> _YOUR OBJECTIVE_: Each line of the material below that holds the word "text" needs to be copied.
○ ○ ○ ○ ○
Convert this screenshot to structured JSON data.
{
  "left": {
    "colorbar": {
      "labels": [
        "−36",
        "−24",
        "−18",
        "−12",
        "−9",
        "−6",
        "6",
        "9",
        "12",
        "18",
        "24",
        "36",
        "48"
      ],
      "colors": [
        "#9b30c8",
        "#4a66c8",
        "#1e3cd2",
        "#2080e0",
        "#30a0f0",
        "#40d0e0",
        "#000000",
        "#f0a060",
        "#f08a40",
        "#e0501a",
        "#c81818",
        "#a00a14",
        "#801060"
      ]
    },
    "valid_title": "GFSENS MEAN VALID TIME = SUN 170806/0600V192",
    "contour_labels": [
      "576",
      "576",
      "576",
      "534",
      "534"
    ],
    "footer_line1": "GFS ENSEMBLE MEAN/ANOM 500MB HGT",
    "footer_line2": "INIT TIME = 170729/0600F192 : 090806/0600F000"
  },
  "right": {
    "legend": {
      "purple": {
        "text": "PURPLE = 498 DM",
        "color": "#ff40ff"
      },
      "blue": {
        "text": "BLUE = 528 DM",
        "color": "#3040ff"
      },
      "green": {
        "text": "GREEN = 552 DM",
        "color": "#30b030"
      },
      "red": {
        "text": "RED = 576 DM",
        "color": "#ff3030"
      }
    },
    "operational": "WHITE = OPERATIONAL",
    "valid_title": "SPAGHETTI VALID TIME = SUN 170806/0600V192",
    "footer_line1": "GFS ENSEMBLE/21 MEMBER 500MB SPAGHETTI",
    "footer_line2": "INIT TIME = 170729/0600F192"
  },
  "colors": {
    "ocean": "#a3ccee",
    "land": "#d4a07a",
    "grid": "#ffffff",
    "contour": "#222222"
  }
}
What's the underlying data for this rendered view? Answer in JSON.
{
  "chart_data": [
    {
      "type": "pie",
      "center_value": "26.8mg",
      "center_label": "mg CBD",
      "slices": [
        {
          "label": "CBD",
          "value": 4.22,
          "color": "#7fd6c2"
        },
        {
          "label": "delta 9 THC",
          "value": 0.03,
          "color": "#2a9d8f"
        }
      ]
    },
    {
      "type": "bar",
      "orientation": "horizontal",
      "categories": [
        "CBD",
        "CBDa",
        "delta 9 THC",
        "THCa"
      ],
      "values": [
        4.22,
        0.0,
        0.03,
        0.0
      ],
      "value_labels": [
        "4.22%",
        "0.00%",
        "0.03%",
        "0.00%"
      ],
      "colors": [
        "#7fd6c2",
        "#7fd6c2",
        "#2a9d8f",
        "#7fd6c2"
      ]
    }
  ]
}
○ ○ ○ ○ ○
> _TASK SOLUTION_:
        "text": "PURPLE = 498 DM",
        "text": "BLUE = 528 DM",
        "text": "GREEN = 552 DM",
        "text": "RED = 576 DM",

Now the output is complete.